__TASK BRIEF__. Every line that contains the word "name" should be copied out.

***** MATERIAL SUPPLIED

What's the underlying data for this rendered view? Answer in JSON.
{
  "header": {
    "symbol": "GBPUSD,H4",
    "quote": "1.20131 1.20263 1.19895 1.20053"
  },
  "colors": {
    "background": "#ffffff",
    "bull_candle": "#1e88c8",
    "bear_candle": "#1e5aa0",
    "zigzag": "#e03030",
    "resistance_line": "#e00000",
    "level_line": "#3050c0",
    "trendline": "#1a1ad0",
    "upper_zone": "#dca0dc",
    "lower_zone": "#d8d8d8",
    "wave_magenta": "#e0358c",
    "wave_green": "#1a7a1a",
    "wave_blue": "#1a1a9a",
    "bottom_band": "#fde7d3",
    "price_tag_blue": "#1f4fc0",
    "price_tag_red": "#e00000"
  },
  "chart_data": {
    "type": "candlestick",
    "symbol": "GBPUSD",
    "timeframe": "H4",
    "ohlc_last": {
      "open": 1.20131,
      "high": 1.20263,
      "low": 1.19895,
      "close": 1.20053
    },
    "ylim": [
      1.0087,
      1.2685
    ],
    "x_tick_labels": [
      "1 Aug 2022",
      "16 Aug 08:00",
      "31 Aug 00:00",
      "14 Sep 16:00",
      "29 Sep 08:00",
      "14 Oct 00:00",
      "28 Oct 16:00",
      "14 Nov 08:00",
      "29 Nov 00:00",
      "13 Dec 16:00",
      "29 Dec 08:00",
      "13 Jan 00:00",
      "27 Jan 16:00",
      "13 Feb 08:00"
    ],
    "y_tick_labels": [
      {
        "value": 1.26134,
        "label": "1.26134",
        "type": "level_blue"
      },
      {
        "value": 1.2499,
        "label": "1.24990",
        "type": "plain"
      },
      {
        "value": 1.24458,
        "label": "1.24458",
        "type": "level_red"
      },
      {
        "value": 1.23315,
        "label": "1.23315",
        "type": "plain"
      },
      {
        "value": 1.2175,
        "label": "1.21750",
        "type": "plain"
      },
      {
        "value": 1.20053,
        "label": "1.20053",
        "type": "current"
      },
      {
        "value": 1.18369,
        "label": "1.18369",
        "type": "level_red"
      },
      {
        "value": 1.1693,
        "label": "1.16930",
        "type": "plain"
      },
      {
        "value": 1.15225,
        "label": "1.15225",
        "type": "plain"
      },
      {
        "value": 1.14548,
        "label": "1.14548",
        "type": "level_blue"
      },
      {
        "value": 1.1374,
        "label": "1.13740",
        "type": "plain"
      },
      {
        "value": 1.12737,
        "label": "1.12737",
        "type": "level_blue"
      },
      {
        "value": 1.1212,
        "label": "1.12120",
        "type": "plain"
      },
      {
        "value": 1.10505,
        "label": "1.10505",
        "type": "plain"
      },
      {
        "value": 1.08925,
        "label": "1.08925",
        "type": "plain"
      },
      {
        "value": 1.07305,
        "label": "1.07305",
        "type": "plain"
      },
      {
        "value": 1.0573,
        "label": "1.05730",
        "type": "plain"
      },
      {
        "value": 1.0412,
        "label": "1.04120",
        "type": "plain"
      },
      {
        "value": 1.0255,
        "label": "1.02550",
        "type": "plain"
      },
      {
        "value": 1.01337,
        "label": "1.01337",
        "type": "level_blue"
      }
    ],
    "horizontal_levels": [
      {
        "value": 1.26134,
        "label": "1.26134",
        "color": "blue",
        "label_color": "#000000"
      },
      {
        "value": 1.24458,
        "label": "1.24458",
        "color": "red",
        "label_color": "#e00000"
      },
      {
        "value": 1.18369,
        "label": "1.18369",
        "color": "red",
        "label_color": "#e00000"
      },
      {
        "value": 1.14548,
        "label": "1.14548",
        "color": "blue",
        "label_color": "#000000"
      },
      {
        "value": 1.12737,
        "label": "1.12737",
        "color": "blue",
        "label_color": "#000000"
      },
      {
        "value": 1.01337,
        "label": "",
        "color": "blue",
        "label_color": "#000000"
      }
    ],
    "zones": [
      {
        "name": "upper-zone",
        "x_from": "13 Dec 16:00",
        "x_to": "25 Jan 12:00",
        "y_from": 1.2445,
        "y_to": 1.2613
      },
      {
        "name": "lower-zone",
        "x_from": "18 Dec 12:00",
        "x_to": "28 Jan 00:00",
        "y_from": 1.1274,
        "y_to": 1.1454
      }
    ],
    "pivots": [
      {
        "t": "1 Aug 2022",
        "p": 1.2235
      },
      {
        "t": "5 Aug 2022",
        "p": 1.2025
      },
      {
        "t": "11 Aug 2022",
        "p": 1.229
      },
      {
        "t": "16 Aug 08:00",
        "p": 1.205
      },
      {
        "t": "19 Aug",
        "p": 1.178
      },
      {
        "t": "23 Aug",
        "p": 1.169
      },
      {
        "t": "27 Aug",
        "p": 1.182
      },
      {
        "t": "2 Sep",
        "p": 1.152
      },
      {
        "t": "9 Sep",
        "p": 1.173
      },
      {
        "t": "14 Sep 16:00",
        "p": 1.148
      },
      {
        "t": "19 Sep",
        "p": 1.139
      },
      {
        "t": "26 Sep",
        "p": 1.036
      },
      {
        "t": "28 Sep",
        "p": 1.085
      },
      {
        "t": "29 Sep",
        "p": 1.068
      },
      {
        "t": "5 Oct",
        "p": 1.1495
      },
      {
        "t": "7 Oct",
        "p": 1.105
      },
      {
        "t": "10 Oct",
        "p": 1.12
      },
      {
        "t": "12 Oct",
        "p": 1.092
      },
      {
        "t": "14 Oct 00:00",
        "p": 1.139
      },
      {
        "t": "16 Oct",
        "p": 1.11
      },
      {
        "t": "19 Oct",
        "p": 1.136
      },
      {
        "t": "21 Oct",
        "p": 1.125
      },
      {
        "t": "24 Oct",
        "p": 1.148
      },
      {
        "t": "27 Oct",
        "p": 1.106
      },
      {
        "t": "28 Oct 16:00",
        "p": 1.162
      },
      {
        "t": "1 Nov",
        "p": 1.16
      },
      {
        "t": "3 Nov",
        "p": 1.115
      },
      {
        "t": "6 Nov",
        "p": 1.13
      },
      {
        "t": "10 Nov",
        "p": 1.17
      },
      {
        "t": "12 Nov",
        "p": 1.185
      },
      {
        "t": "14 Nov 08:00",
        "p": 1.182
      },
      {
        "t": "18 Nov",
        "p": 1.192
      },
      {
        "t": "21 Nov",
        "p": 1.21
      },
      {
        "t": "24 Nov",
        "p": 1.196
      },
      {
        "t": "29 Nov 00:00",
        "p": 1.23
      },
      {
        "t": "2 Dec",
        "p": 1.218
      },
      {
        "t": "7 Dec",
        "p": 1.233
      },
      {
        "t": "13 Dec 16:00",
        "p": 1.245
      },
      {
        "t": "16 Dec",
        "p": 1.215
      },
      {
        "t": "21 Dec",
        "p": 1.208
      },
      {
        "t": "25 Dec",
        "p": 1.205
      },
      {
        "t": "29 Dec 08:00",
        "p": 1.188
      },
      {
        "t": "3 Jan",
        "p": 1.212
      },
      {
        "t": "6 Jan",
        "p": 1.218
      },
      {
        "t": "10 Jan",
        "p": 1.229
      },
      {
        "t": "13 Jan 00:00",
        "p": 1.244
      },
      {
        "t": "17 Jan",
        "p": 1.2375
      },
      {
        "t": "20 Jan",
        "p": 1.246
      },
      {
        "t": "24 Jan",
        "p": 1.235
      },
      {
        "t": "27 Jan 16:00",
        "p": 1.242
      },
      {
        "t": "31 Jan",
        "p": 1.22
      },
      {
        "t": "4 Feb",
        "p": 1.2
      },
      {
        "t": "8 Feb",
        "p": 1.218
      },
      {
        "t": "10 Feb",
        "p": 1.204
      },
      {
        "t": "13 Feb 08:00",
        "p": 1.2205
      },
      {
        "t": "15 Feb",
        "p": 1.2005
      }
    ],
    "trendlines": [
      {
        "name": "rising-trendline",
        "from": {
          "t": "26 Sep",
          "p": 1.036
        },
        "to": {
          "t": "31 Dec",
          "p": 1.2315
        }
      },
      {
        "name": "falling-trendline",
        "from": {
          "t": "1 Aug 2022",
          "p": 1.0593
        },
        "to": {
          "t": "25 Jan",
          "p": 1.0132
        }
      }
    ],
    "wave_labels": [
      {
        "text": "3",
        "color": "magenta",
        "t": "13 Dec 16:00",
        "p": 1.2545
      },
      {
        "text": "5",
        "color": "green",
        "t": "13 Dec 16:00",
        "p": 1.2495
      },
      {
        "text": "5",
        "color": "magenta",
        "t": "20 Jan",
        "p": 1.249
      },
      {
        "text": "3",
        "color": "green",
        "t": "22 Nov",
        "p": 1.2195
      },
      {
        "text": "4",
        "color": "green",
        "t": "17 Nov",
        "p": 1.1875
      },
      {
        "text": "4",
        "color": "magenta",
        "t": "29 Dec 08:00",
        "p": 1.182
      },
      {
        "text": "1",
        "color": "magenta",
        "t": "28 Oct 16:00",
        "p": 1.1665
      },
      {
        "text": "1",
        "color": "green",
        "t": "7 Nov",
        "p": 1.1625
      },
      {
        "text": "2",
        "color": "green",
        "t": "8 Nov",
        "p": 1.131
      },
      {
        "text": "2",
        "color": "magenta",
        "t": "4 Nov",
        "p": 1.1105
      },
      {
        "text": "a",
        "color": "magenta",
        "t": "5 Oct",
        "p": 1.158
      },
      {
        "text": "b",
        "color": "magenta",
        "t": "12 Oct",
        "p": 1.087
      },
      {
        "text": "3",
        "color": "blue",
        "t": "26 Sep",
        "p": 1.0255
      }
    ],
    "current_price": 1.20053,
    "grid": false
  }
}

**********

__FULL RESPONSE__.
        "name": "upper-zone",
        "name": "lower-zone",
        "name": "rising-trendline",
        "name": "falling-trendline",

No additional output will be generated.